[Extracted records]

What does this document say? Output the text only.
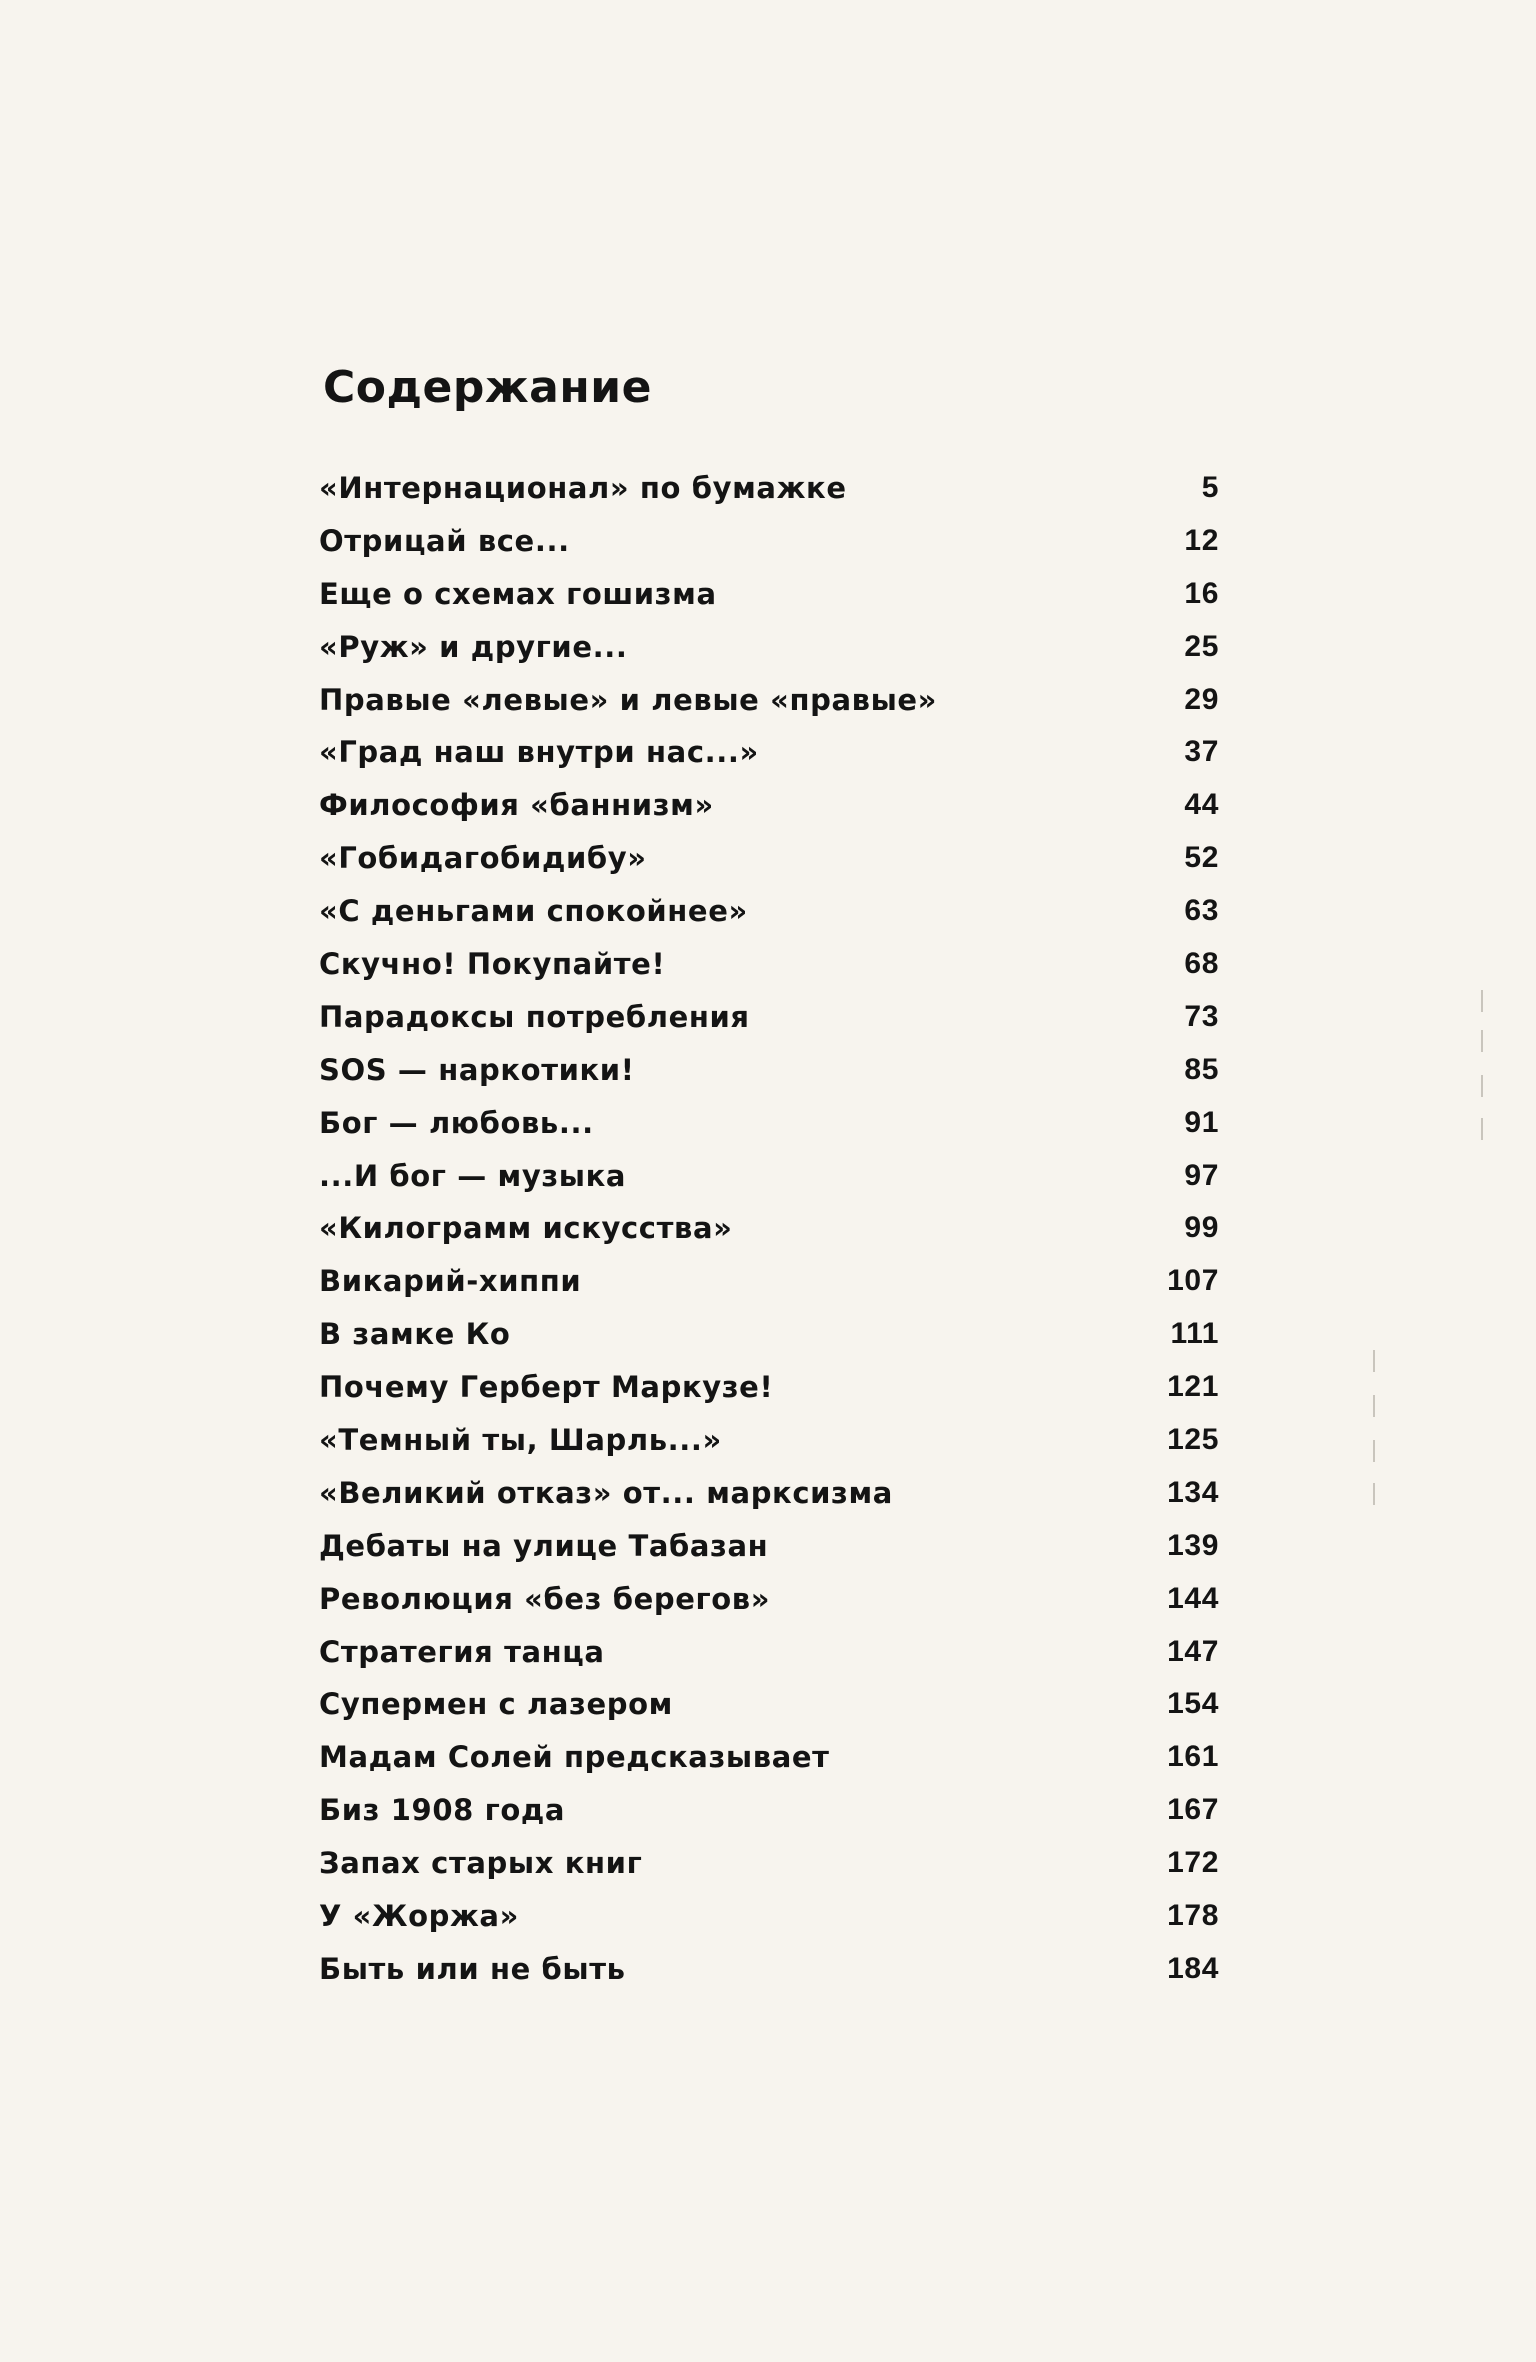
Содержание
«Интернационал» по бумажке	5
Отрицай все...	12
Еще о схемах гошизма	16
«Руж» и другие...	25
Правые «левые» и левые «правые»	29
«Град наш внутри нас...»	37
Философия «баннизм»	44
«Гобидагобидибу»	52
«С деньгами спокойнее»	63
Скучно! Покупайте!	68
Парадоксы потребления	73
SOS — наркотики!	85
Бог — любовь...	91
...И бог — музыка	97
«Килограмм искусства»	99
Викарий-хиппи	107
В замке Ко	111
Почему Герберт Маркузе!	121
«Темный ты, Шарль...»	125
«Великий отказ» от... марксизма	134
Дебаты на улице Табазан	139
Революция «без берегов»	144
Стратегия танца	147
Супермен с лазером	154
Мадам Солей предсказывает	161
Биз 1908 года	167
Запах старых книг	172
У «Жоржа»	178
Быть или не быть	184
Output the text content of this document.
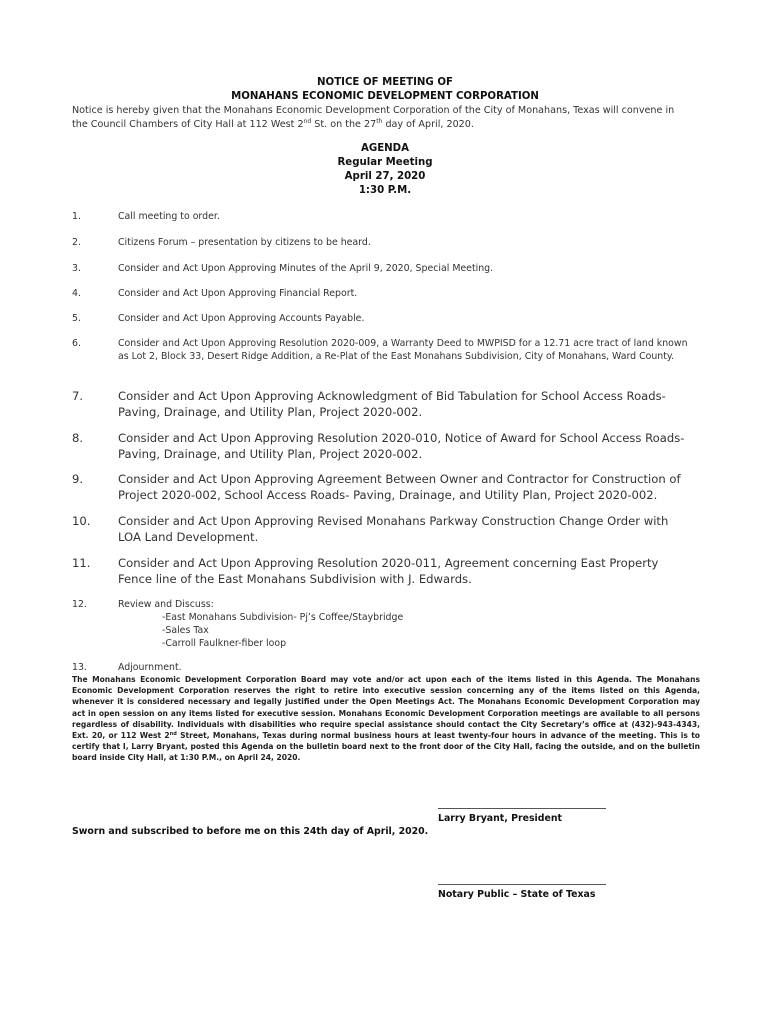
NOTICE OF MEETING OF
MONAHANS ECONOMIC DEVELOPMENT CORPORATION
Notice is hereby given that the Monahans Economic Development Corporation of the City of Monahans, Texas will convene in
the Council Chambers of City Hall at 112 West 2nd St. on the 27th day of April, 2020.
AGENDA
Regular Meeting
April 27, 2020
1:30 P.M.
1.	Call meeting to order.
2.	Citizens Forum – presentation by citizens to be heard.
3.	Consider and Act Upon Approving Minutes of the April 9, 2020, Special Meeting.
4.	Consider and Act Upon Approving Financial Report.
5.	Consider and Act Upon Approving Accounts Payable.
6.	Consider and Act Upon Approving Resolution 2020-009, a Warranty Deed to MWPISD for a 12.71 acre tract of land known as Lot 2, Block 33, Desert Ridge Addition, a Re-Plat of the East Monahans Subdivision, City of Monahans, Ward County.
7.	Consider and Act Upon Approving Acknowledgment of Bid Tabulation for School Access Roads- Paving, Drainage, and Utility Plan, Project 2020-002.
8.	Consider and Act Upon Approving Resolution 2020-010, Notice of Award for School Access Roads- Paving, Drainage, and Utility Plan, Project 2020-002.
9.	Consider and Act Upon Approving Agreement Between Owner and Contractor for Construction of Project 2020-002, School Access Roads- Paving, Drainage, and Utility Plan, Project 2020-002.
10. Consider and Act Upon Approving Revised Monahans Parkway Construction Change Order with LOA Land Development.
11. Consider and Act Upon Approving Resolution 2020-011, Agreement concerning East Property Fence line of the East Monahans Subdivision with J. Edwards.
12.	Review and Discuss:
-East Monahans Subdivision- Pj’s Coffee/Staybridge
-Sales Tax
-Carroll Faulkner-fiber loop
13.	Adjournment.
The Monahans Economic Development Corporation Board may vote and/or act upon each of the items listed in this Agenda. The Monahans Economic Development Corporation reserves the right to retire into executive session concerning any of the items listed on this Agenda, whenever it is considered necessary and legally justified under the Open Meetings Act. The Monahans Economic Development Corporation may act in open session on any items listed for executive session. Monahans Economic Development Corporation meetings are available to all persons regardless of disability. Individuals with disabilities who require special assistance should contact the City Secretary’s office at (432)-943-4343, Ext. 20, or 112 West 2nd Street, Monahans, Texas during normal business hours at least twenty-four hours in advance of the meeting. This is to certify that I, Larry Bryant, posted this Agenda on the bulletin board next to the front door of the City Hall, facing the outside, and on the bulletin board inside City Hall, at 1:30 P.M., on April 24, 2020.
Larry Bryant, President
Sworn and subscribed to before me on this 24th day of April, 2020.
Notary Public – State of Texas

_Problem statement:_
From the data above, copy each line where the string "April" appears.

_Output below:_
the Council Chambers of City Hall at 112 West 2nd St. on the 27th day of April, 2020.
April 27, 2020
3.	Consider and Act Upon Approving Minutes of the April 9, 2020, Special Meeting.
The Monahans Economic Development Corporation Board may vote and/or act upon each of the items listed in this Agenda. The Monahans Economic Development Corporation reserves the right to retire into executive session concerning any of the items listed on this Agenda, whenever it is considered necessary and legally justified under the Open Meetings Act. The Monahans Economic Development Corporation may act in open session on any items listed for executive session. Monahans Economic Development Corporation meetings are available to all persons regardless of disability. Individuals with disabilities who require special assistance should contact the City Secretary’s office at (432)-943-4343, Ext. 20, or 112 West 2nd Street, Monahans, Texas during normal business hours at least twenty-four hours in advance of the meeting. This is to certify that I, Larry Bryant, posted this Agenda on the bulletin board next to the front door of the City Hall, facing the outside, and on the bulletin board inside City Hall, at 1:30 P.M., on April 24, 2020.
Sworn and subscribed to before me on this 24th day of April, 2020.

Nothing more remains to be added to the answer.